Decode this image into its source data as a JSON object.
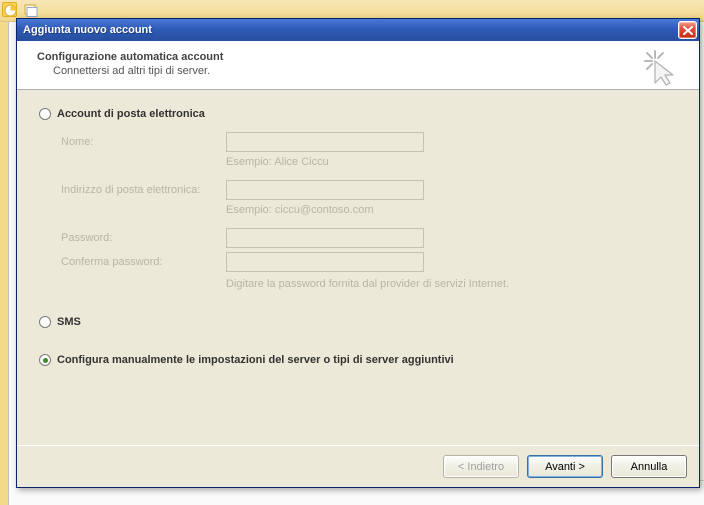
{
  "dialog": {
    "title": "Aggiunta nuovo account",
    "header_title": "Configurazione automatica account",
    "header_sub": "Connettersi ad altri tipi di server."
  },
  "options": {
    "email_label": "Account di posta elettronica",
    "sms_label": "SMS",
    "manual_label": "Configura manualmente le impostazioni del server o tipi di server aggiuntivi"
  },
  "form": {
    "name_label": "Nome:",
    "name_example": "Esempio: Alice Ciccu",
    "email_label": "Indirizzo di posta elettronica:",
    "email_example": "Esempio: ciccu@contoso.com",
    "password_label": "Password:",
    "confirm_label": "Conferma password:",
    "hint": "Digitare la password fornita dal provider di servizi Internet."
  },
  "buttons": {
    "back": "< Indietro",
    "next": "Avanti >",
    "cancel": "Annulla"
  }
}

_Set exercise_. Transcribe every entry word for word, but omit the pictures.

_Answer to the problem_.
Decode this image into its source data as a JSON object.
{
  "dialog": {
    "title": "Aggiunta nuovo account",
    "header_title": "Configurazione automatica account",
    "header_sub": "Connettersi ad altri tipi di server."
  },
  "options": {
    "email_label": "Account di posta elettronica",
    "sms_label": "SMS",
    "manual_label": "Configura manualmente le impostazioni del server o tipi di server aggiuntivi"
  },
  "form": {
    "name_label": "Nome:",
    "name_example": "Esempio: Alice Ciccu",
    "email_label": "Indirizzo di posta elettronica:",
    "email_example": "Esempio: ciccu@contoso.com",
    "password_label": "Password:",
    "confirm_label": "Conferma password:",
    "hint": "Digitare la password fornita dal provider di servizi Internet."
  },
  "buttons": {
    "back": "< Indietro",
    "next": "Avanti >",
    "cancel": "Annulla"
  }
}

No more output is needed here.